*** DATASET CONTENT

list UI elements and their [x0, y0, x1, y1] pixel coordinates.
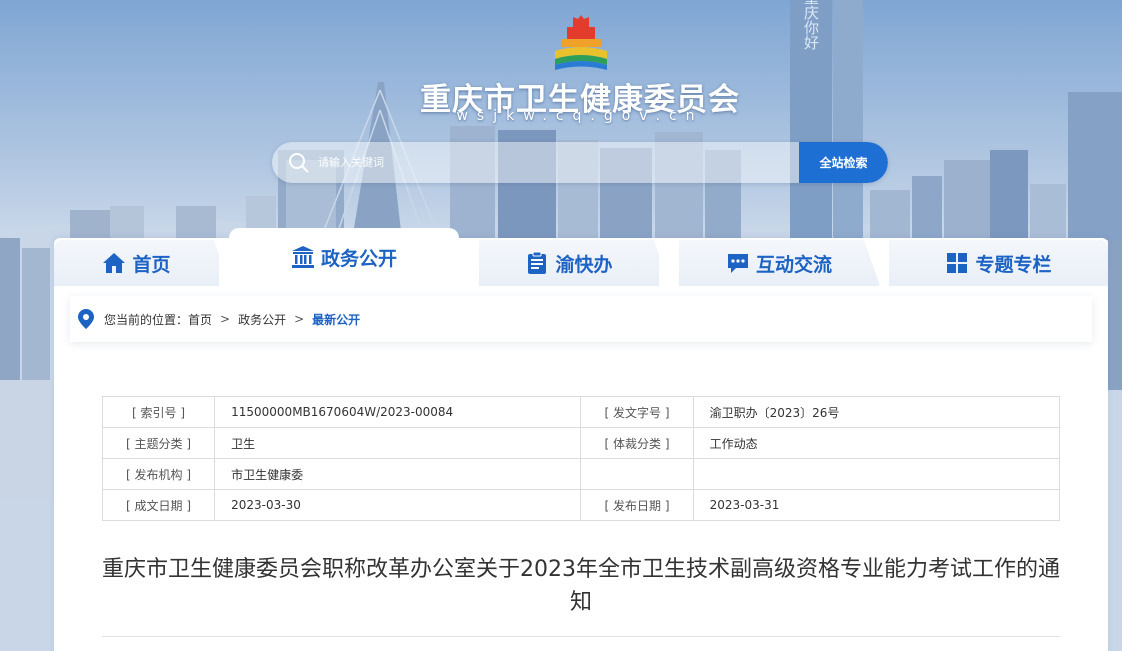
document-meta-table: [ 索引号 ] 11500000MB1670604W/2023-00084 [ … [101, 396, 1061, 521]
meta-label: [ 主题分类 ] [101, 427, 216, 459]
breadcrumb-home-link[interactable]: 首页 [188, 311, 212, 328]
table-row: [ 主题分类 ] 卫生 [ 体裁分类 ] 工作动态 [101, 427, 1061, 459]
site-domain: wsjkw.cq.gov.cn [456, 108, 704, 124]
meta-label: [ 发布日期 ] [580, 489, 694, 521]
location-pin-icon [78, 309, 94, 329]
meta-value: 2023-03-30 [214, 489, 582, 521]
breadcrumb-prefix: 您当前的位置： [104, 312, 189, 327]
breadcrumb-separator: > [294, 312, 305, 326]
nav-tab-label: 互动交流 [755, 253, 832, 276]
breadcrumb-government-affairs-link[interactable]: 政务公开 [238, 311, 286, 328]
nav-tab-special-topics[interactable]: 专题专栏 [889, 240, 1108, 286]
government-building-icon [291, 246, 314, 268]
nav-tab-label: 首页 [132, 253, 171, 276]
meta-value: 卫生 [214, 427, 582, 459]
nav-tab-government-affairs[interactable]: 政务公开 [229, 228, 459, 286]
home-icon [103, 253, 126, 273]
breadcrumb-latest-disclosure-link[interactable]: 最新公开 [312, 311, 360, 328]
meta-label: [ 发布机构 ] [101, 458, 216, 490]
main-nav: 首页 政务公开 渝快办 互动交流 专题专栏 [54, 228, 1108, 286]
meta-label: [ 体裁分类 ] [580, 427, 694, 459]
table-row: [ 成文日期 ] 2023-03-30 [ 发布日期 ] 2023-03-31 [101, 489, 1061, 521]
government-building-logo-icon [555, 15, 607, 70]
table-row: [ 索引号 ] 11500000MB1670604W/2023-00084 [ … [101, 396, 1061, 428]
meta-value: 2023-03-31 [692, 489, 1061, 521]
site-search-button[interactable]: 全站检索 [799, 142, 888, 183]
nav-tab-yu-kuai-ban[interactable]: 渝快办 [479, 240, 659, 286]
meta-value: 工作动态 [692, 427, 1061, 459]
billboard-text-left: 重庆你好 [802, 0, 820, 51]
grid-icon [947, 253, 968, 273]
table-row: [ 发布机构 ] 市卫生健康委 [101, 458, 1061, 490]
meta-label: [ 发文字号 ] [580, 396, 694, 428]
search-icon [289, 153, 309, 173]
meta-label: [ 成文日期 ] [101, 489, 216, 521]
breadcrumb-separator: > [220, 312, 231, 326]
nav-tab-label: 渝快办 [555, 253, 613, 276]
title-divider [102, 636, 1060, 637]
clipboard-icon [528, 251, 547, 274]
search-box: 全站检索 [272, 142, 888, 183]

******

Reproduce the data above verbatim, omitting the picture.

» RESPONSE TO THIS EXERCISE
list UI elements and their [x0, y0, x1, y1] pixel coordinates.
document-meta-table: [ 索引号 ] 11500000MB1670604W/2023-00084 [ … [101, 396, 1061, 521]
meta-label: [ 主题分类 ] [101, 427, 216, 459]
breadcrumb-home-link[interactable]: 首页 [188, 311, 212, 328]
table-row: [ 主题分类 ] 卫生 [ 体裁分类 ] 工作动态 [101, 427, 1061, 459]
site-domain: wsjkw.cq.gov.cn [456, 108, 704, 124]
meta-label: [ 发布日期 ] [580, 489, 694, 521]
location-pin-icon [78, 309, 94, 329]
meta-value: 2023-03-30 [214, 489, 582, 521]
breadcrumb-prefix: 您当前的位置： [104, 312, 189, 327]
breadcrumb-separator: > [294, 312, 305, 326]
nav-tab-label: 互动交流 [755, 253, 832, 276]
breadcrumb-government-affairs-link[interactable]: 政务公开 [238, 311, 286, 328]
nav-tab-special-topics[interactable]: 专题专栏 [889, 240, 1108, 286]
government-building-icon [291, 246, 314, 268]
nav-tab-label: 首页 [132, 253, 171, 276]
meta-value: 卫生 [214, 427, 582, 459]
nav-tab-government-affairs[interactable]: 政务公开 [229, 228, 459, 286]
home-icon [103, 253, 126, 273]
breadcrumb-latest-disclosure-link[interactable]: 最新公开 [312, 311, 360, 328]
meta-label: [ 发布机构 ] [101, 458, 216, 490]
main-nav: 首页 政务公开 渝快办 互动交流 专题专栏 [54, 228, 1108, 286]
meta-label: [ 体裁分类 ] [580, 427, 694, 459]
table-row: [ 成文日期 ] 2023-03-30 [ 发布日期 ] 2023-03-31 [101, 489, 1061, 521]
government-building-logo-icon [555, 15, 607, 70]
table-row: [ 索引号 ] 11500000MB1670604W/2023-00084 [ … [101, 396, 1061, 428]
meta-value: 2023-03-31 [692, 489, 1061, 521]
site-search-button[interactable]: 全站检索 [799, 142, 888, 183]
nav-tab-yu-kuai-ban[interactable]: 渝快办 [479, 240, 659, 286]
meta-value: 工作动态 [692, 427, 1061, 459]
billboard-text-left: 重庆你好 [802, 0, 820, 51]
grid-icon [947, 253, 968, 273]
table-row: [ 发布机构 ] 市卫生健康委 [101, 458, 1061, 490]
meta-label: [ 发文字号 ] [580, 396, 694, 428]
search-icon [289, 153, 309, 173]
meta-label: [ 成文日期 ] [101, 489, 216, 521]
breadcrumb-separator: > [220, 312, 231, 326]
nav-tab-label: 渝快办 [555, 253, 613, 276]
title-divider [102, 636, 1060, 637]
clipboard-icon [528, 251, 547, 274]
search-box: 全站检索 [272, 142, 888, 183]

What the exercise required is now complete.